▶ [RECORDS PROVIDED]:
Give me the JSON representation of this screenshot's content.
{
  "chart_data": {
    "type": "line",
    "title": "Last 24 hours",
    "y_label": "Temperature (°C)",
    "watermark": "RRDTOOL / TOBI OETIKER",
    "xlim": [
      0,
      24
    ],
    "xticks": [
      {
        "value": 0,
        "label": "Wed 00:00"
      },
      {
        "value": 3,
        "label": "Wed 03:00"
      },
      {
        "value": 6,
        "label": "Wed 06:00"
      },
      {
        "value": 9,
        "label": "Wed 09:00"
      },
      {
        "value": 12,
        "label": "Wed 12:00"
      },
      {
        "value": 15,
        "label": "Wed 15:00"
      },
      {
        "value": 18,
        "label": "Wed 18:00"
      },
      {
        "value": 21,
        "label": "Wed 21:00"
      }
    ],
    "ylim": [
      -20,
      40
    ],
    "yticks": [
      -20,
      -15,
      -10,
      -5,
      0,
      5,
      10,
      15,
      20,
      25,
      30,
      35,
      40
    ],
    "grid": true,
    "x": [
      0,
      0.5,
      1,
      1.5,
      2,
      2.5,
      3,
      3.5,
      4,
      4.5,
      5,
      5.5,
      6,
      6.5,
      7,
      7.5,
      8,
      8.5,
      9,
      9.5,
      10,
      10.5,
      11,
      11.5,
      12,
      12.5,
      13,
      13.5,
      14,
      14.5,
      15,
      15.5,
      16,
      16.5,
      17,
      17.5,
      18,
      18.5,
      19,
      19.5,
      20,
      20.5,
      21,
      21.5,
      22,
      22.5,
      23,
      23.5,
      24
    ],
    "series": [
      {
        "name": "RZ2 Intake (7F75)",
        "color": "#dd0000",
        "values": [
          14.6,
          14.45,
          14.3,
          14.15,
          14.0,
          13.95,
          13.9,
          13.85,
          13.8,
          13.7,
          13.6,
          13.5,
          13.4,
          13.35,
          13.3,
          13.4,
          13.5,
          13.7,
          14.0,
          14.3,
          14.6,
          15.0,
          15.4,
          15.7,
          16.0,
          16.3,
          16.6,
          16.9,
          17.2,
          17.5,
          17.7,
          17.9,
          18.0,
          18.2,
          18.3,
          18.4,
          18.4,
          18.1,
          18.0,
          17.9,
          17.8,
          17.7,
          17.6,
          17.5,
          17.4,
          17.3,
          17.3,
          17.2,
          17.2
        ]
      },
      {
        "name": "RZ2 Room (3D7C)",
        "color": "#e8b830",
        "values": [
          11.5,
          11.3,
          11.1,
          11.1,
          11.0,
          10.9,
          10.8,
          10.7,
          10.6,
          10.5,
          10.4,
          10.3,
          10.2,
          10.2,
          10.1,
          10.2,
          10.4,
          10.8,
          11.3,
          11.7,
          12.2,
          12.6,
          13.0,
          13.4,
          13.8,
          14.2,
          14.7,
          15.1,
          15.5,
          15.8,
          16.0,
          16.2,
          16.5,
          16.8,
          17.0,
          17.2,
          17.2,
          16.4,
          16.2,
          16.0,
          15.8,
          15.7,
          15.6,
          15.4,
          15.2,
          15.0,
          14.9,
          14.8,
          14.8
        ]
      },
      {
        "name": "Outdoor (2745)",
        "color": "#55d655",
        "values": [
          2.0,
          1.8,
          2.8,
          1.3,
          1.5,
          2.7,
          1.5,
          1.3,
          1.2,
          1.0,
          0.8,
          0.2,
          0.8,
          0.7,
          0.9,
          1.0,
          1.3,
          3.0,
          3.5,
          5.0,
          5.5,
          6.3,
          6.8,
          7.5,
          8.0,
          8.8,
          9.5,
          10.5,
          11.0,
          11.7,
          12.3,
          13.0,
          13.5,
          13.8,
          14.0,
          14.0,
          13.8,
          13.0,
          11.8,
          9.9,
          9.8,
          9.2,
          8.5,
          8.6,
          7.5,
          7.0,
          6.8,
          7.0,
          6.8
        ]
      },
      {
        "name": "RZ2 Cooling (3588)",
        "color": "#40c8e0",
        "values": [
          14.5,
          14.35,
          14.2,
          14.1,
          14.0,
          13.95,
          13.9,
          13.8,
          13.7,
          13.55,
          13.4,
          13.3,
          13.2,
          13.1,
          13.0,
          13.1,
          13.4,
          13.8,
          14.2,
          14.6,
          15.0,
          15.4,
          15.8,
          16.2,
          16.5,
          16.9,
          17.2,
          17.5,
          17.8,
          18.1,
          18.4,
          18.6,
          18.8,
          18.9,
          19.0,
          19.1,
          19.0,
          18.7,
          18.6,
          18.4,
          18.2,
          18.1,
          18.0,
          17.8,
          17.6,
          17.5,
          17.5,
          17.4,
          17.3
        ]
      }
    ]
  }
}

▶ [STATED EXERCISE]:
Look through the entries above. Extract each line with the word "name".

▶ [SOLVED PROBLEM]:
        "name": "RZ2 Intake (7F75)",
        "name": "RZ2 Room (3D7C)",
        "name": "Outdoor (2745)",
        "name": "RZ2 Cooling (3588)",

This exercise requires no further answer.